GIVEN EXERCISE ->
Find the lines below that contain the word "JSON" and count them. Only the number should be given.

BEGIN

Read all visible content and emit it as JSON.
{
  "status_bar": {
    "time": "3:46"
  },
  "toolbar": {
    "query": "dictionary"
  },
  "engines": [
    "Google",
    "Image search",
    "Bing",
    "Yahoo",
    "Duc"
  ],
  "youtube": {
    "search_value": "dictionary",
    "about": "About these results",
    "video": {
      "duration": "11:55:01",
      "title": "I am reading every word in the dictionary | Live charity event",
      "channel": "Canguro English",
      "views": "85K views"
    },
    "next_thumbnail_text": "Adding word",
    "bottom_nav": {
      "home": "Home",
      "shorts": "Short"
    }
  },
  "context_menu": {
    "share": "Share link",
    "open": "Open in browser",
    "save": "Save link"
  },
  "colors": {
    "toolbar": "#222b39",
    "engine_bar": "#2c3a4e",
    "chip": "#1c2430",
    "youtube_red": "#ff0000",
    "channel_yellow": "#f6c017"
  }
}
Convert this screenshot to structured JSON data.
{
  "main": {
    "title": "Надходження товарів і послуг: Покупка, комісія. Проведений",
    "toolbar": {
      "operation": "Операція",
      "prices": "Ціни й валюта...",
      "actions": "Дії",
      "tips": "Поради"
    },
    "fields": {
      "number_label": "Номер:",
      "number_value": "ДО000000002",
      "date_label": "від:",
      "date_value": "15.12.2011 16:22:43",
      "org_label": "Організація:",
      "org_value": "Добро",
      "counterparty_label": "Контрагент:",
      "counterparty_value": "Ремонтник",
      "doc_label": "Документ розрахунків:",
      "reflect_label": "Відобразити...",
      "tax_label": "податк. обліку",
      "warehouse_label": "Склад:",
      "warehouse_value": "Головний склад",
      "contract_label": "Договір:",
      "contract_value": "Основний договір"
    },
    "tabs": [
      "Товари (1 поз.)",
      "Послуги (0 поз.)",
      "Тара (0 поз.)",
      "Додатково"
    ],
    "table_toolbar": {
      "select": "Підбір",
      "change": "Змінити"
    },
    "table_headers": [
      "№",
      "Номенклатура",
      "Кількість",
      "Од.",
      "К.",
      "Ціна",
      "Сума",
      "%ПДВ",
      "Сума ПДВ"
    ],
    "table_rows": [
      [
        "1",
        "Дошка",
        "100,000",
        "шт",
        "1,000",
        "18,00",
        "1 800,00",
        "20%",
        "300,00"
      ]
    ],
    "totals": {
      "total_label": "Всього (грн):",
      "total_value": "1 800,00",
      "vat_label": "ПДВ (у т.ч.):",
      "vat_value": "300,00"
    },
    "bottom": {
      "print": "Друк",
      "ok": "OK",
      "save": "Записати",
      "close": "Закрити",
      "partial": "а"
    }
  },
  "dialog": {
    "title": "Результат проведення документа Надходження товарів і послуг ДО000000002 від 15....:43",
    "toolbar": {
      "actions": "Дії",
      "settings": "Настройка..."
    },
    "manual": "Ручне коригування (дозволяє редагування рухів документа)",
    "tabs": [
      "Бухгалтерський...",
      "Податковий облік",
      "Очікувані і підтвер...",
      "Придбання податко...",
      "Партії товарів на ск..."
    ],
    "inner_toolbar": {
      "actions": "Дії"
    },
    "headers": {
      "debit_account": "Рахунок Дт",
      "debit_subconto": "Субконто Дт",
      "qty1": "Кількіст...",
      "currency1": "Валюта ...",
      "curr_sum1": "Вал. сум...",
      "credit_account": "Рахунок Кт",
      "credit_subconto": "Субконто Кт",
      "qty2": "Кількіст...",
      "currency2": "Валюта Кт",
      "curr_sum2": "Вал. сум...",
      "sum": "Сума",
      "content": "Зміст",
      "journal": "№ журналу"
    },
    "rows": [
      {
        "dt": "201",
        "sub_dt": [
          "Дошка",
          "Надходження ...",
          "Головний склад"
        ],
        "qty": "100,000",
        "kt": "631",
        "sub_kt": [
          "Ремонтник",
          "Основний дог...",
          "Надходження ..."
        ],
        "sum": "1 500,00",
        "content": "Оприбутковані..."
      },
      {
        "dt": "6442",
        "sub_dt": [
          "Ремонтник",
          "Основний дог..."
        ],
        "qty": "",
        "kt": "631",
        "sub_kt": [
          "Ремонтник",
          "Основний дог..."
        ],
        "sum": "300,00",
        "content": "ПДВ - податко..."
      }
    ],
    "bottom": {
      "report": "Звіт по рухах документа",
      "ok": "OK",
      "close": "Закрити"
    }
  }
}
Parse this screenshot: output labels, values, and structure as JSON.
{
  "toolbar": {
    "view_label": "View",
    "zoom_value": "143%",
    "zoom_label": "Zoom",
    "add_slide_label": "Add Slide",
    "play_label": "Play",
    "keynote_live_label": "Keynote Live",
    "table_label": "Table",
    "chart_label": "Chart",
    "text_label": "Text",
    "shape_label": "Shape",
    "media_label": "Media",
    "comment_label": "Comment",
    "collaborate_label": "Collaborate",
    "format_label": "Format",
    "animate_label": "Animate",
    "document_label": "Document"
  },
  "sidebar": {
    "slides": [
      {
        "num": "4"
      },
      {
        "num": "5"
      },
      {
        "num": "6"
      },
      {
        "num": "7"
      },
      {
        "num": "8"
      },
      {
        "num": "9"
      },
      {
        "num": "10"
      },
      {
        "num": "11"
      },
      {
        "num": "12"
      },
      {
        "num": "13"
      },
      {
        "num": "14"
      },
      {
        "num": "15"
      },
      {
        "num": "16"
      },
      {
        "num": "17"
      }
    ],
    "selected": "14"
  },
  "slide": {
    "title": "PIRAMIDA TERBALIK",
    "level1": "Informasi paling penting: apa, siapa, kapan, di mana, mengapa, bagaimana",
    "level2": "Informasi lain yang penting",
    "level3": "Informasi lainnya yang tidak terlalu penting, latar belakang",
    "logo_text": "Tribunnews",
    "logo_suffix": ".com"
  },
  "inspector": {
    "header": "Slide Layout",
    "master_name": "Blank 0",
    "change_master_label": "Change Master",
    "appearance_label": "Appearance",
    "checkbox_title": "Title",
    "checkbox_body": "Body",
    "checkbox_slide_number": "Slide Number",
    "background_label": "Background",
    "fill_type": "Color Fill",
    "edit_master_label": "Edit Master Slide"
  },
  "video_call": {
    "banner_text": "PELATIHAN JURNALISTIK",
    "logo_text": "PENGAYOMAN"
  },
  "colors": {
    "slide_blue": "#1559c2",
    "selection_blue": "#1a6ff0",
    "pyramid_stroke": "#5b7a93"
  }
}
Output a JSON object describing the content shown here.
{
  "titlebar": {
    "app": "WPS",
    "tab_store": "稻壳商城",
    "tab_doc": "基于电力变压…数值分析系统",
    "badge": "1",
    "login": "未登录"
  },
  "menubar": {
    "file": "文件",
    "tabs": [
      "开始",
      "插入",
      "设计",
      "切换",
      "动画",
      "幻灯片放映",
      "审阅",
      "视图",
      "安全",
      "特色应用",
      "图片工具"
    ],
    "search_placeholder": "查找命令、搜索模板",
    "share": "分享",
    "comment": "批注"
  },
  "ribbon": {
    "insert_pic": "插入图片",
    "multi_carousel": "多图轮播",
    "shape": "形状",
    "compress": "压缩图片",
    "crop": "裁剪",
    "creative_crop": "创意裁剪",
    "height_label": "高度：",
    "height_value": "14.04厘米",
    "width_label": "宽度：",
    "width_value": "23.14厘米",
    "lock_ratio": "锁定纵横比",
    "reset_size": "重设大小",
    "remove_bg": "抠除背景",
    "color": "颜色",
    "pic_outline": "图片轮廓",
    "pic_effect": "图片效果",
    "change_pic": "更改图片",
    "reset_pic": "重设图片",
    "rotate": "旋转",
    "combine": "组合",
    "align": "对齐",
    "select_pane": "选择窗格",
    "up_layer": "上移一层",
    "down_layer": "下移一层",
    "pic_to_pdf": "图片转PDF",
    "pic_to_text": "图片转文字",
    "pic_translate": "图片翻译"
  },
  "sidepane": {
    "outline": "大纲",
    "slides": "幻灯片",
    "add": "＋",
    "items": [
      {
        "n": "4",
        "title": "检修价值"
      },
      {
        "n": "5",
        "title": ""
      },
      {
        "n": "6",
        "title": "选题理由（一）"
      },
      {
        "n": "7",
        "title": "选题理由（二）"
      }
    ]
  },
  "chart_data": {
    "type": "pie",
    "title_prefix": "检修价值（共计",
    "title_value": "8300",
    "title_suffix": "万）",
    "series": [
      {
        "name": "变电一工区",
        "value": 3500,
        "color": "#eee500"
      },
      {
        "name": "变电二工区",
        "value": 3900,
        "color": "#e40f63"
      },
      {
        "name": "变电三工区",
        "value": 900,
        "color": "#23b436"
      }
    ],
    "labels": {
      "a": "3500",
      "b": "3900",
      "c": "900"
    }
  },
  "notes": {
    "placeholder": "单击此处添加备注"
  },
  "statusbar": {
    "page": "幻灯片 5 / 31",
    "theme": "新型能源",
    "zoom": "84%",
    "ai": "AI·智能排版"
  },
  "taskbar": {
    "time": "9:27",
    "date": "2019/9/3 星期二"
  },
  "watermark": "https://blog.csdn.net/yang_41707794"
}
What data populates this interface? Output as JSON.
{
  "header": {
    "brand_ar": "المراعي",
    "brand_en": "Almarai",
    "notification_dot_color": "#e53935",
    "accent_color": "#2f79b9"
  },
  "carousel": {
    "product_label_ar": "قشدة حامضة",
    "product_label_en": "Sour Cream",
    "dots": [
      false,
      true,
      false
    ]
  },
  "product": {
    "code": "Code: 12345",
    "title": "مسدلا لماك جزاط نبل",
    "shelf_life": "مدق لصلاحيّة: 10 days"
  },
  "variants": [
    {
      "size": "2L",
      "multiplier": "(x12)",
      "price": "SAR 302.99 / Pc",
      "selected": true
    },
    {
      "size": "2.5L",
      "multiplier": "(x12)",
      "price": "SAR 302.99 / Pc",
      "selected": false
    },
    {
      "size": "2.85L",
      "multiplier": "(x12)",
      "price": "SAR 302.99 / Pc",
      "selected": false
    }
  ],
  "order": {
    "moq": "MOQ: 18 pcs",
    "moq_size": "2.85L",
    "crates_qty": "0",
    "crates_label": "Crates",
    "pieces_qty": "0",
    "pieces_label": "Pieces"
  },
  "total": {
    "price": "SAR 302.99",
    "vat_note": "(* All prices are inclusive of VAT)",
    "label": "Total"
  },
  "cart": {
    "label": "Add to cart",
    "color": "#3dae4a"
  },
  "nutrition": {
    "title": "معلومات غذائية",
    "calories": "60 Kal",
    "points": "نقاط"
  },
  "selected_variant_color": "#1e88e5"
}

END

WRITTEN RESPONSE ->
5